══ Entries
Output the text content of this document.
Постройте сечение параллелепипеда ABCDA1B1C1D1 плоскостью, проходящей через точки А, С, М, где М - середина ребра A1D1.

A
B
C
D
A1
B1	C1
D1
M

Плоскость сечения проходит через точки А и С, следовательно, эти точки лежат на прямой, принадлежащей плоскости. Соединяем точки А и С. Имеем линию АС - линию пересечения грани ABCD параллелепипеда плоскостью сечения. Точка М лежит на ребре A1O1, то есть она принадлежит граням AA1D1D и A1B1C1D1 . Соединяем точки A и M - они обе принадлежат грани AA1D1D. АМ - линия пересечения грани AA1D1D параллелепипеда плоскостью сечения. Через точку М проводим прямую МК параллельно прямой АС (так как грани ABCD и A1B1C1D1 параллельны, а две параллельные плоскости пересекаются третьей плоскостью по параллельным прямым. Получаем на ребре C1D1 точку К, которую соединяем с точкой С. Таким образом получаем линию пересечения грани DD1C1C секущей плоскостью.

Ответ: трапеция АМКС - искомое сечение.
════
# Exercise objective
Copy out each record exactly as given, omitting none.

# Answer to this exercise
Output the text content of this document.
Постройте сечение параллелепипеда ABCDA1B1C1D1 плоскостью, проходящей через точки А, С, М, где М - середина ребра A1D1.

A
B
C
D
A1
B1	C1
D1
M

Плоскость сечения проходит через точки А и С, следовательно, эти точки лежат на прямой, принадлежащей плоскости. Соединяем точки А и С. Имеем линию АС - линию пересечения грани ABCD параллелепипеда плоскостью сечения. Точка М лежит на ребре A1O1, то есть она принадлежит граням AA1D1D и A1B1C1D1 . Соединяем точки A и M - они обе принадлежат грани AA1D1D. АМ - линия пересечения грани AA1D1D параллелепипеда плоскостью сечения. Через точку М проводим прямую МК параллельно прямой АС (так как грани ABCD и A1B1C1D1 параллельны, а две параллельные плоскости пересекаются третьей плоскостью по параллельным прямым. Получаем на ребре C1D1 точку К, которую соединяем с точкой С. Таким образом получаем линию пересечения грани DD1C1C секущей плоскостью.

Ответ: трапеция АМКС - искомое сечение.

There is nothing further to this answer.